[Stated goal]: State how many lines in the listing below include the word "外商直接投资对中国省级城乡收入差距的影响研究", and add nothing besides the number.

[Provided records]:
--- Begin ---
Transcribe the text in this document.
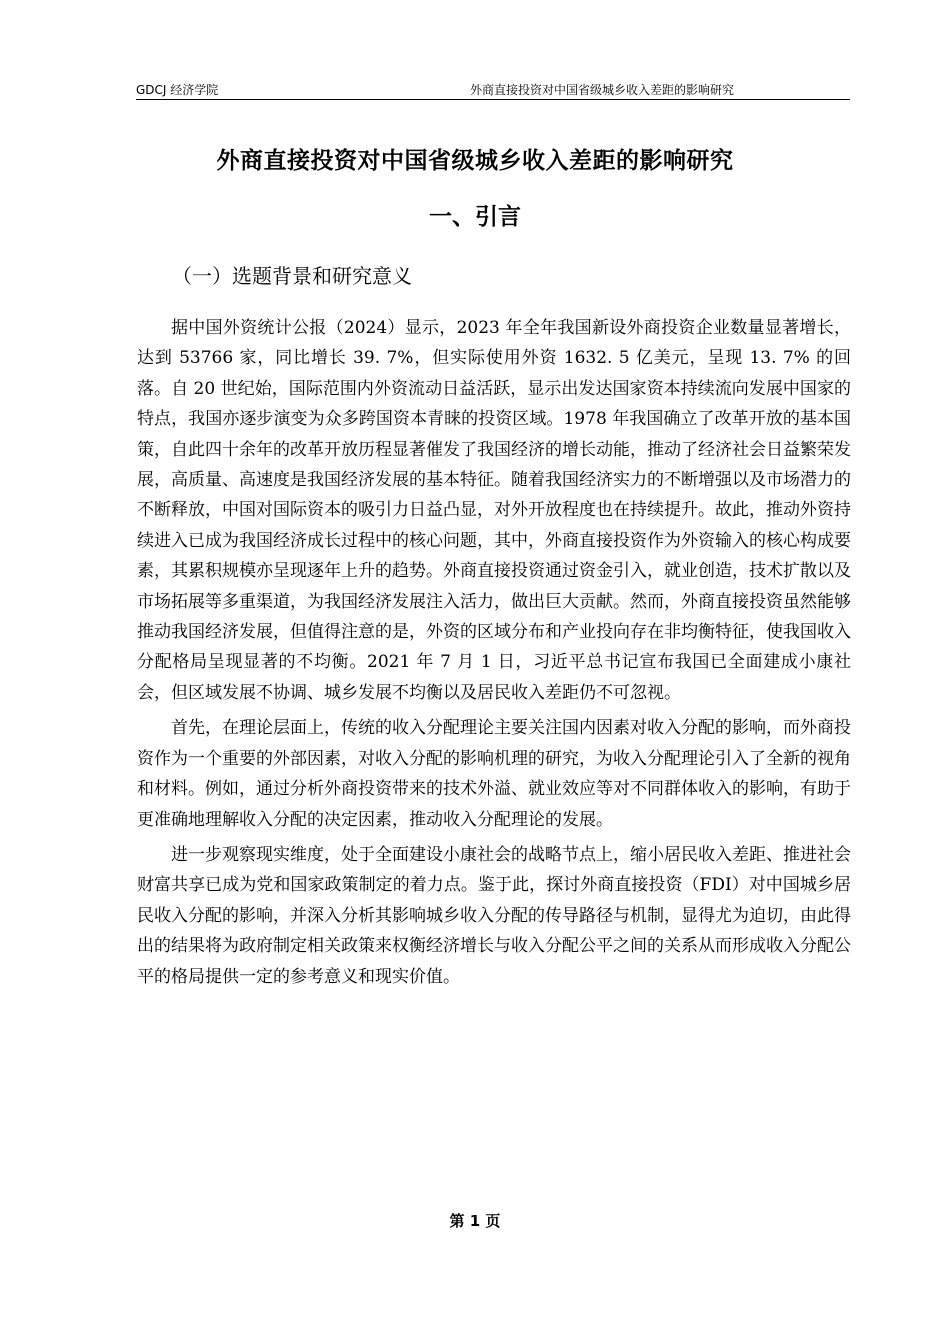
GDCJ 经济学院	外商直接投资对中国省级城乡收入差距的影响研究
外商直接投资对中国省级城乡收入差距的影响研究
一、引言
（一）选题背景和研究意义

据中国外资统计公报（2024）显示，2023 年全年我国新设外商投资企业数量显著增长，达到 53766 家，同比增长 39. 7%，但实际使用外资 1632. 5 亿美元，呈现 13. 7% 的回落。自 20 世纪始，国际范围内外资流动日益活跃，显示出发达国家资本持续流向发展中国家的特点，我国亦逐步演变为众多跨国资本青睐的投资区域。1978 年我国确立了改革开放的基本国策，自此四十余年的改革开放历程显著催发了我国经济的增长动能，推动了经济社会日益繁荣发展，高质量、高速度是我国经济发展的基本特征。随着我国经济实力的不断增强以及市场潜力的不断释放，中国对国际资本的吸引力日益凸显，对外开放程度也在持续提升。故此，推动外资持续进入已成为我国经济成长过程中的核心问题，其中，外商直接投资作为外资输入的核心构成要素，其累积规模亦呈现逐年上升的趋势。外商直接投资通过资金引入，就业创造，技术扩散以及市场拓展等多重渠道，为我国经济发展注入活力，做出巨大贡献。然而，外商直接投资虽然能够推动我国经济发展，但值得注意的是，外资的区域分布和产业投向存在非均衡特征，使我国收入分配格局呈现显著的不均衡。2021 年 7 月 1 日，习近平总书记宣布我国已全面建成小康社会，但区域发展不协调、城乡发展不均衡以及居民收入差距仍不可忽视。

首先，在理论层面上，传统的收入分配理论主要关注国内因素对收入分配的影响，而外商投资作为一个重要的外部因素，对收入分配的影响机理的研究，为收入分配理论引入了全新的视角和材料。例如，通过分析外商投资带来的技术外溢、就业效应等对不同群体收入的影响，有助于更准确地理解收入分配的决定因素，推动收入分配理论的发展。

进一步观察现实维度，处于全面建设小康社会的战略节点上，缩小居民收入差距、推进社会财富共享已成为党和国家政策制定的着力点。鉴于此，探讨外商直接投资（FDI）对中国城乡居民收入分配的影响，并深入分析其影响城乡收入分配的传导路径与机制，显得尤为迫切，由此得出的结果将为政府制定相关政策来权衡经济增长与收入分配公平之间的关系从而形成收入分配公平的格局提供一定的参考意义和现实价值。

第 1 页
--- End ---
[Exercise output]: 2